Goal of the exercise:
Copy, from the entries below, each line where the word "Center" can be found.

--

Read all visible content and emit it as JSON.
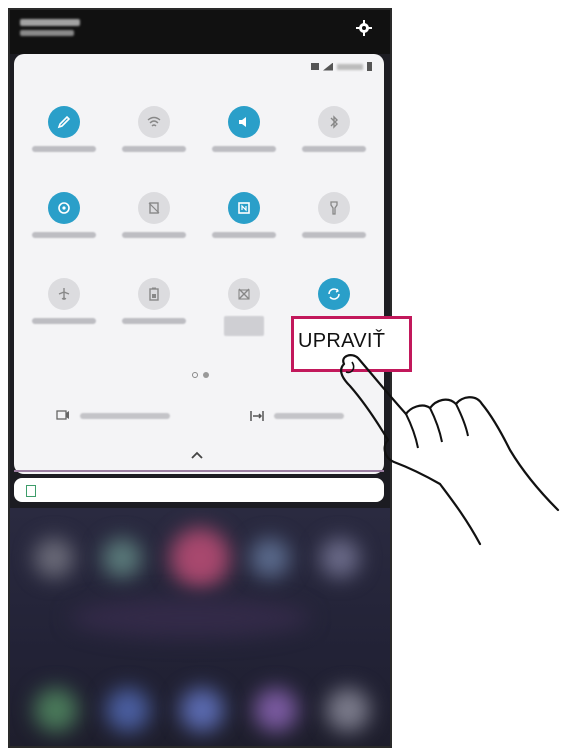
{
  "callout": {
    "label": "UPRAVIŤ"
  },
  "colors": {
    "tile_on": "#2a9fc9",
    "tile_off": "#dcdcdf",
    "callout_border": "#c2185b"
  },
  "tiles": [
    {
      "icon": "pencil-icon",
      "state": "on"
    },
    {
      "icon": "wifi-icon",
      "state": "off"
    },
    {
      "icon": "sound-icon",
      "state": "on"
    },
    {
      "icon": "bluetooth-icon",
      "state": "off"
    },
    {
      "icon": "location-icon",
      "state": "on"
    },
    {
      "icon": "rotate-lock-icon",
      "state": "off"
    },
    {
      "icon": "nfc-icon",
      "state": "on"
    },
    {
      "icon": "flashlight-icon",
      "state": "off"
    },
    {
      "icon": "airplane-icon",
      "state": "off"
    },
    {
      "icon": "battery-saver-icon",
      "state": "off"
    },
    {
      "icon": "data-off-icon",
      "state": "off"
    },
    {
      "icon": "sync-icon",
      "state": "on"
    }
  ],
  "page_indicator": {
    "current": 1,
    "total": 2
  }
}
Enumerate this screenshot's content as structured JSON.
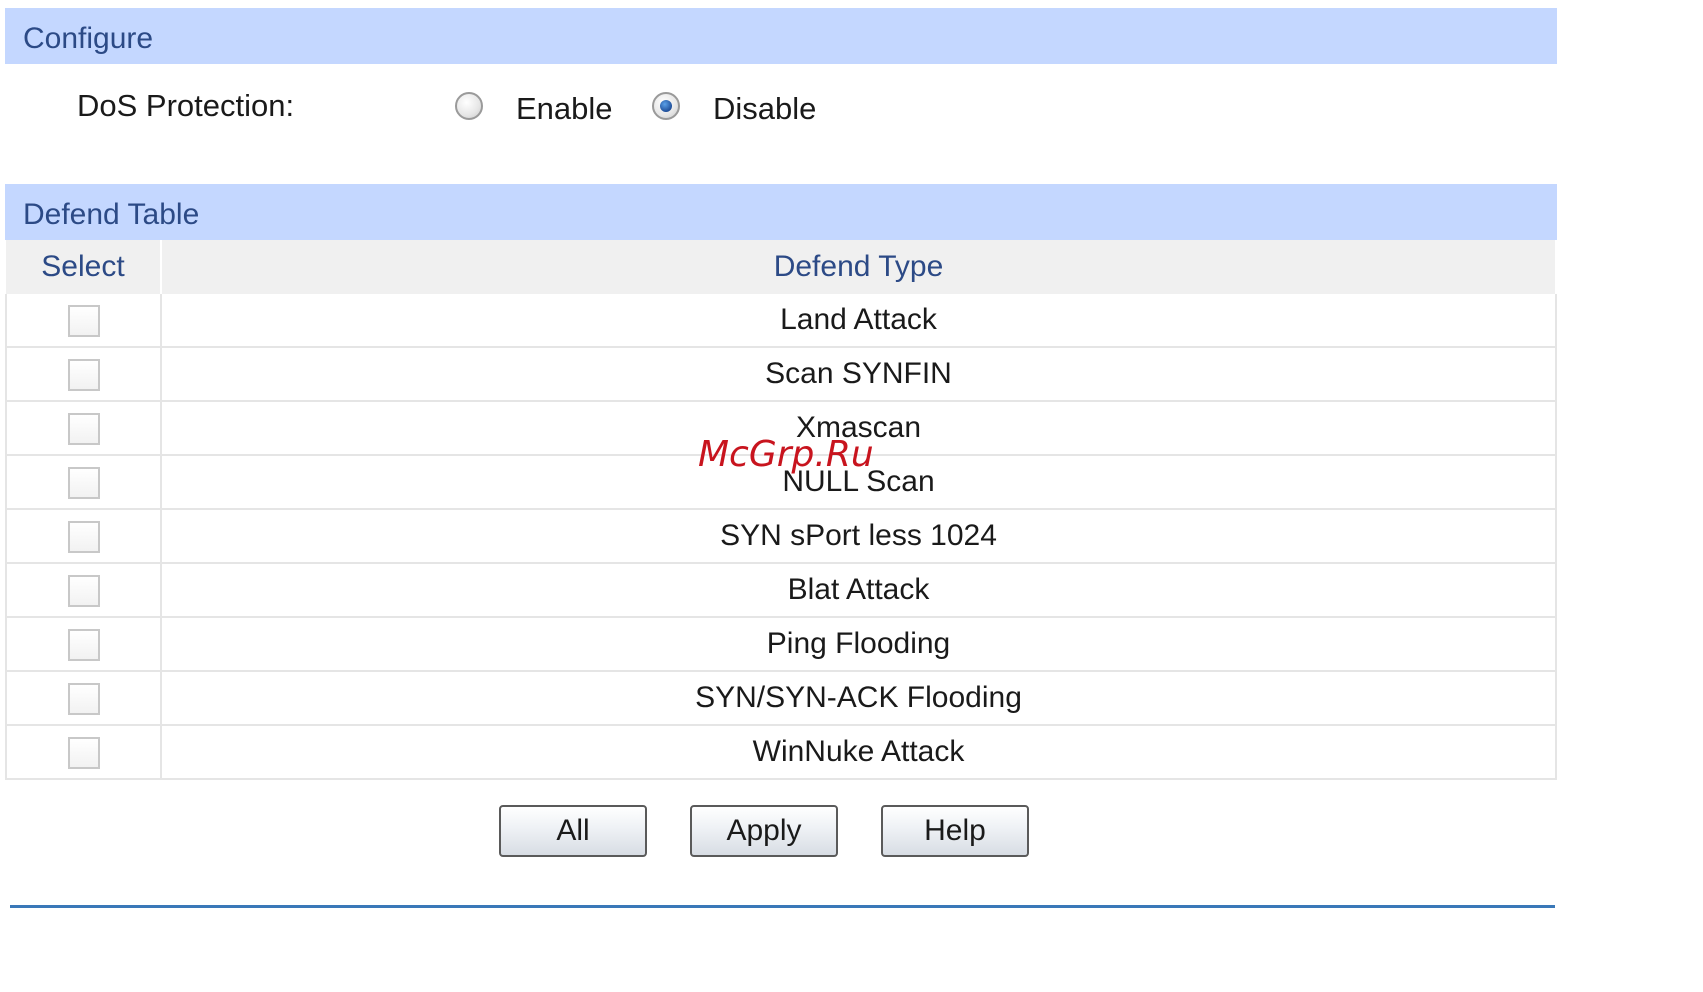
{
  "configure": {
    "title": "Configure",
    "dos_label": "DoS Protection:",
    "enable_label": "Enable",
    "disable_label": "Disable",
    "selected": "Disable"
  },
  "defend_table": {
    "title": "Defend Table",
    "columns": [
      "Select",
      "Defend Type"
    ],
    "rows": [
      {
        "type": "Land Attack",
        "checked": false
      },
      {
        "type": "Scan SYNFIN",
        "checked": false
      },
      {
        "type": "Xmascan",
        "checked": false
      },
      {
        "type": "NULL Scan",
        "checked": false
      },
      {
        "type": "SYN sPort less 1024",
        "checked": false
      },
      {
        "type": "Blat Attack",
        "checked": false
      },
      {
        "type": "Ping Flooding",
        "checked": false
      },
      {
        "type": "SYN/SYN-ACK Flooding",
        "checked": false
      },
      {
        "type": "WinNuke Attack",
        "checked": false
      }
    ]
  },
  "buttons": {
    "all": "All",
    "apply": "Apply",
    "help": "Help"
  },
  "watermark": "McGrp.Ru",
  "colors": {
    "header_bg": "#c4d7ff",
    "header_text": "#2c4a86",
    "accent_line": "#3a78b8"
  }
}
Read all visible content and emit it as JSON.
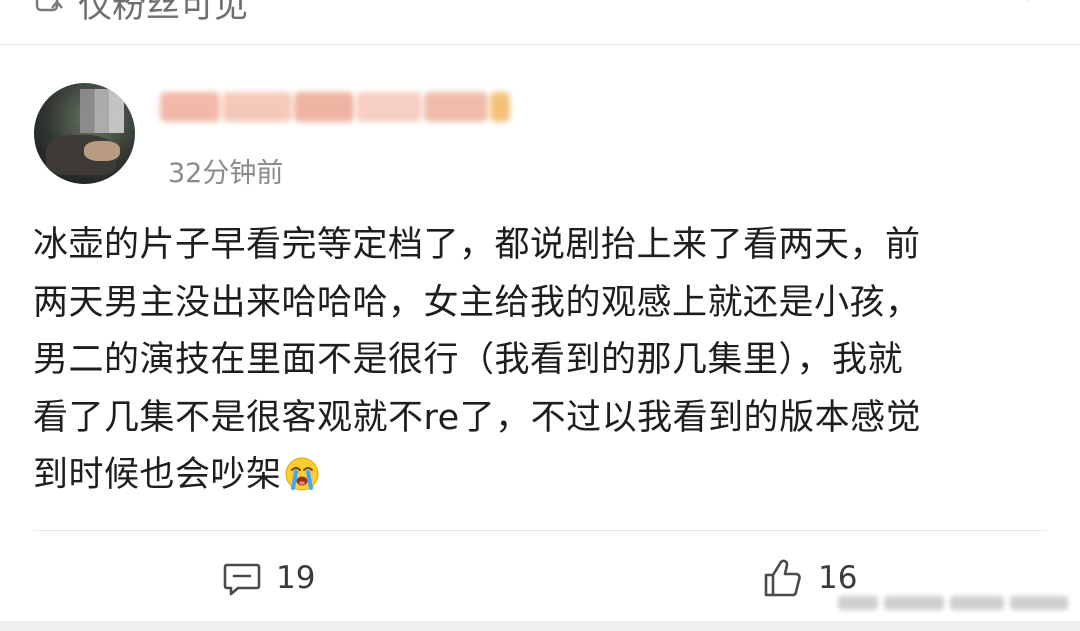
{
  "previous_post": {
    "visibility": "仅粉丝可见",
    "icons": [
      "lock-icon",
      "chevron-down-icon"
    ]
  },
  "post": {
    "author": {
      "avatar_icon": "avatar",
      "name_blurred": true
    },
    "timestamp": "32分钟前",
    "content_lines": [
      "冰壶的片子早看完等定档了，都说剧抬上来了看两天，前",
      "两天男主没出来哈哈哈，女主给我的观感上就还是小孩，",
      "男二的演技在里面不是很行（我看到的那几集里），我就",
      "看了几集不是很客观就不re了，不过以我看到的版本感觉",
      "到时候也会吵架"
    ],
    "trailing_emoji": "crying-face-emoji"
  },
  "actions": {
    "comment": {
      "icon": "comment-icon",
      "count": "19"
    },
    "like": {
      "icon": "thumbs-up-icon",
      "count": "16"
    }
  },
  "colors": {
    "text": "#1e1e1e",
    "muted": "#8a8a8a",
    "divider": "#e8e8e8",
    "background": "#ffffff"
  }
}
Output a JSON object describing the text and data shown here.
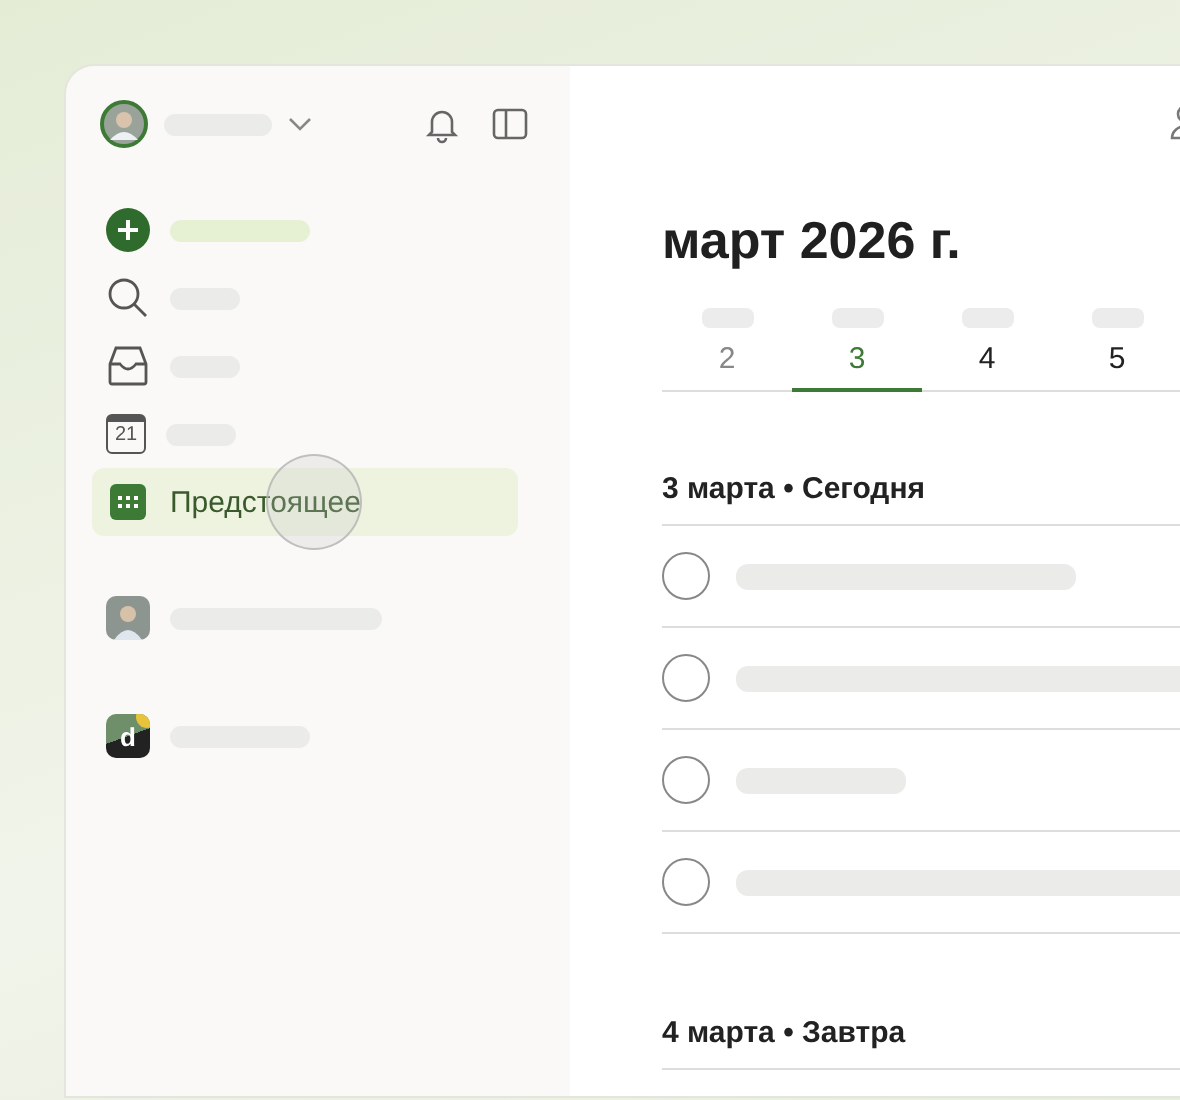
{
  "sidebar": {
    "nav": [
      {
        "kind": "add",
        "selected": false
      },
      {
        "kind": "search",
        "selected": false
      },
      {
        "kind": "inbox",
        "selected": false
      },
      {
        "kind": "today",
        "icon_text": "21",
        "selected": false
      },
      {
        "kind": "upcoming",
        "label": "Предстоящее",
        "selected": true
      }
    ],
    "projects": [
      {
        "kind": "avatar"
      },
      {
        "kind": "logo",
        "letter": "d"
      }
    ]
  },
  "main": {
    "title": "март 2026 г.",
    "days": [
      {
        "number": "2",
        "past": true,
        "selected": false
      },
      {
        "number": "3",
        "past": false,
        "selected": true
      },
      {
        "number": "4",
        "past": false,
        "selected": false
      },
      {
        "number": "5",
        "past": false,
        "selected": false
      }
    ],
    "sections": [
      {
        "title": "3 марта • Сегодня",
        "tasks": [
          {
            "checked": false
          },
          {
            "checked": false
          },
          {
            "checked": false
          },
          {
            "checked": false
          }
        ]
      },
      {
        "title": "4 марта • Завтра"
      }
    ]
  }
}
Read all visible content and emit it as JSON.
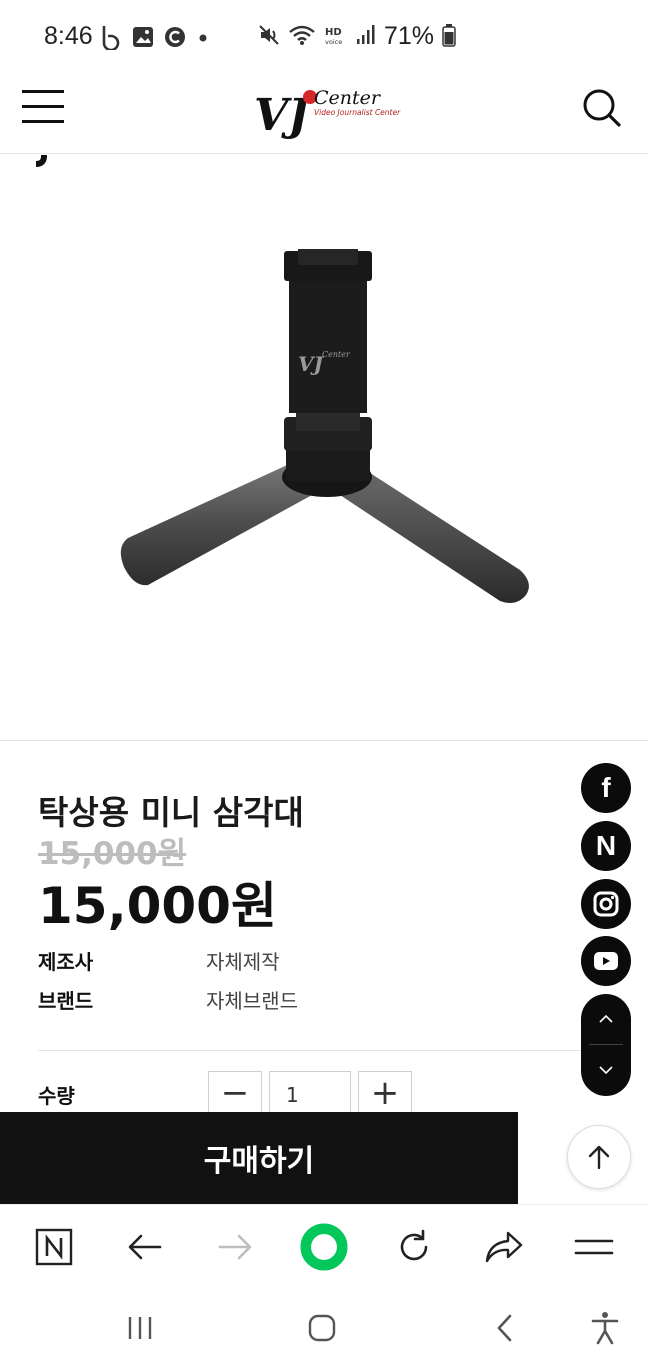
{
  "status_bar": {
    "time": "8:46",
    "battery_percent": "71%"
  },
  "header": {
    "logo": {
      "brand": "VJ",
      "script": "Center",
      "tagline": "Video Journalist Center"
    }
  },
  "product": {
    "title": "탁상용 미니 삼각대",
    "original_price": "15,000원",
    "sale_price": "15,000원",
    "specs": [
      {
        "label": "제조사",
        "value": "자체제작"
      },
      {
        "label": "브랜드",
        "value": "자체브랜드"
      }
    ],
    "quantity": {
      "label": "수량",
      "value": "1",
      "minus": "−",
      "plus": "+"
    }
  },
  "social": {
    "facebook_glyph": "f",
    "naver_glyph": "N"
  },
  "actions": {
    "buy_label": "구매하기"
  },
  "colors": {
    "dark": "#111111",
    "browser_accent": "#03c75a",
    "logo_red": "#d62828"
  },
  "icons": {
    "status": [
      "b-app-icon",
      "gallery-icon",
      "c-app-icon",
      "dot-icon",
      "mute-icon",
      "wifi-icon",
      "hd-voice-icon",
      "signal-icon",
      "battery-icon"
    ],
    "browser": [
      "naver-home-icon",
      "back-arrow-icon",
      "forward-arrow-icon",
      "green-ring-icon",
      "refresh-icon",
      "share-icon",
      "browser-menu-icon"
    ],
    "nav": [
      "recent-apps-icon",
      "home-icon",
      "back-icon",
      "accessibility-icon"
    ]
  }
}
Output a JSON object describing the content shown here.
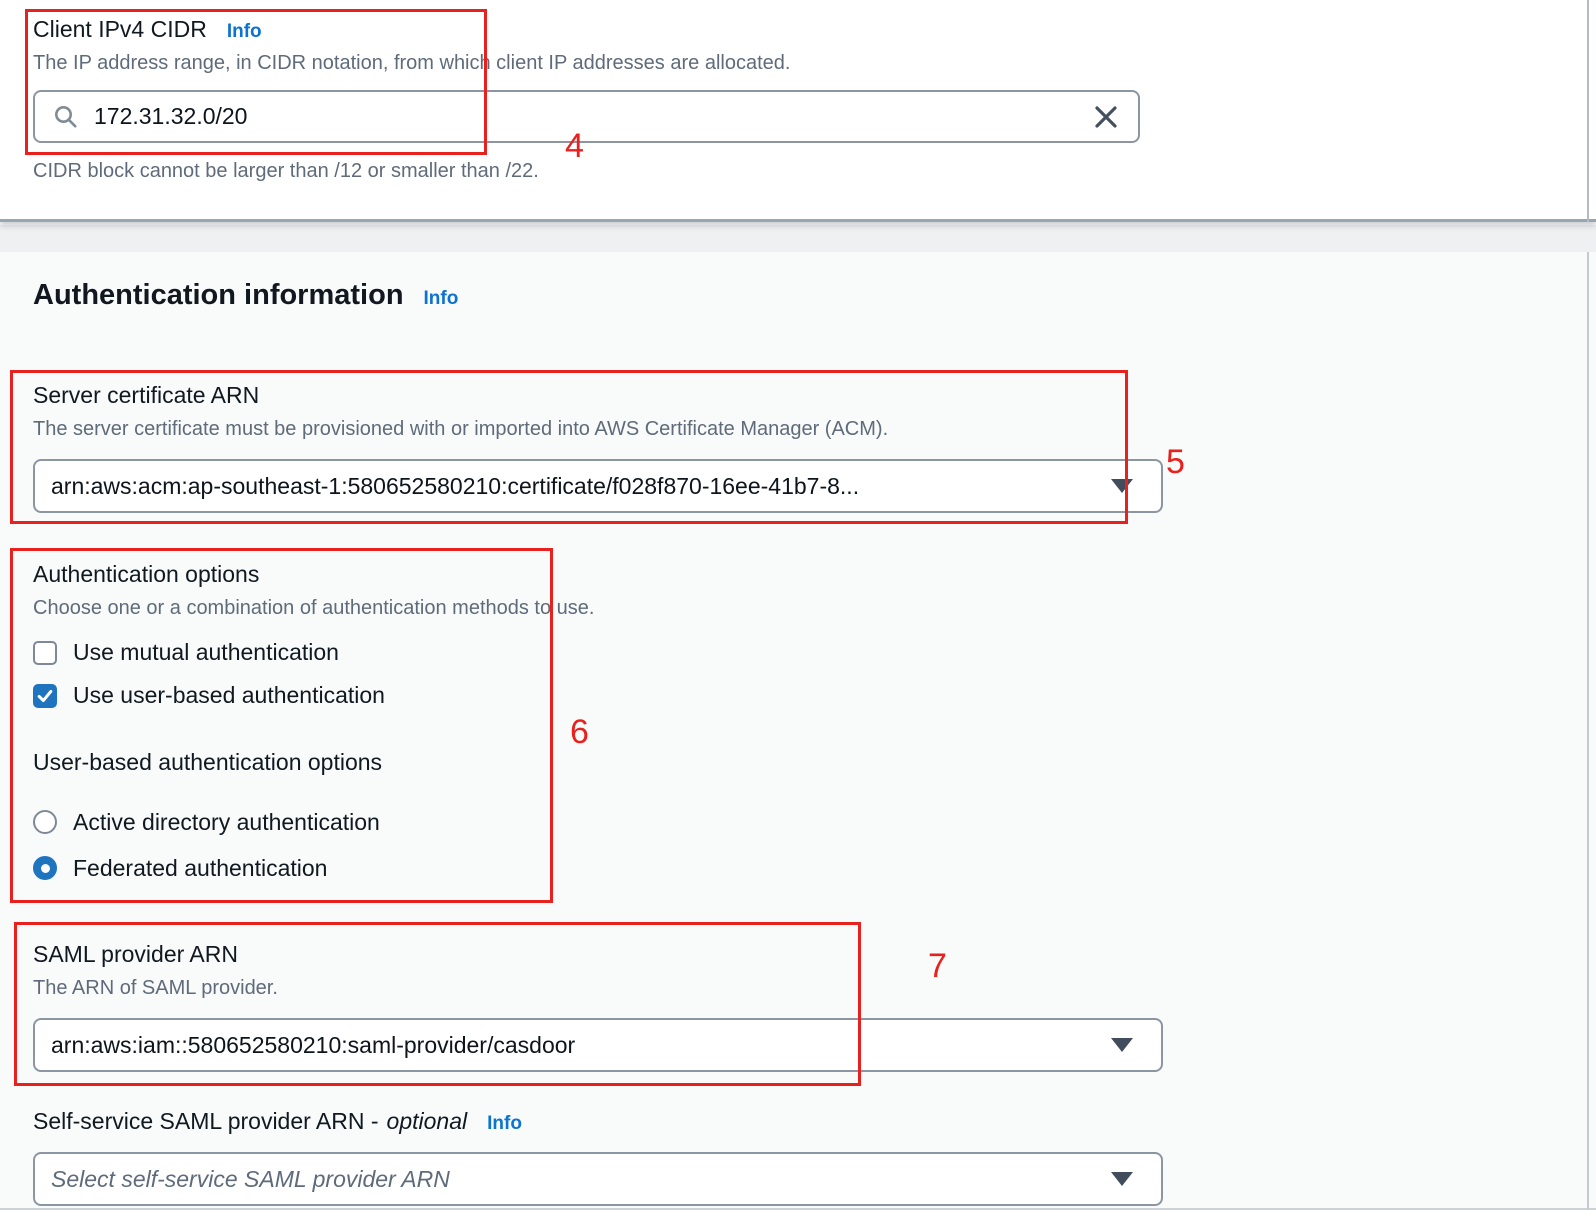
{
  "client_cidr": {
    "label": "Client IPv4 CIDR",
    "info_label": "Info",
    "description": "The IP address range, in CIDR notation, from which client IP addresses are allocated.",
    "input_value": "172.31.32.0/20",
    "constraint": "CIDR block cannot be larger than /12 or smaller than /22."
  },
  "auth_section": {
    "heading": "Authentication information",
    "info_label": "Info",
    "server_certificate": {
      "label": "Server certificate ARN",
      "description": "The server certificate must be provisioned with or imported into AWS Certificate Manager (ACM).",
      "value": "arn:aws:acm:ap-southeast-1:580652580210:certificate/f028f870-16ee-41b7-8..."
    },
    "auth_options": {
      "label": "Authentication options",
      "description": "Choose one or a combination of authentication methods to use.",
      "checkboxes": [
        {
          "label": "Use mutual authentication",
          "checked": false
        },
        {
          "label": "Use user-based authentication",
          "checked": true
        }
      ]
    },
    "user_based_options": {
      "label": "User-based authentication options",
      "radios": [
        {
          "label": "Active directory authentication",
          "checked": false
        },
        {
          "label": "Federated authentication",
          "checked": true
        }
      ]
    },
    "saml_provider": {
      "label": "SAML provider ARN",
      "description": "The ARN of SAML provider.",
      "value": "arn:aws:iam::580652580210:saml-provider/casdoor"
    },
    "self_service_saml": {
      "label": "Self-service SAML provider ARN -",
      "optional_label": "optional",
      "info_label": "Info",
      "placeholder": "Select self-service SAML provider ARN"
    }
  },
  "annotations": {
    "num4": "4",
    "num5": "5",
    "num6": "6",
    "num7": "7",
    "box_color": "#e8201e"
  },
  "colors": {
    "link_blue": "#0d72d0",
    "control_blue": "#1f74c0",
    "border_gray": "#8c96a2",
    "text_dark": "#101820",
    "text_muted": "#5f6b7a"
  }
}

--

Solution for this problem:
      "script": "Center",
      "tagline": "Video Journalist Center"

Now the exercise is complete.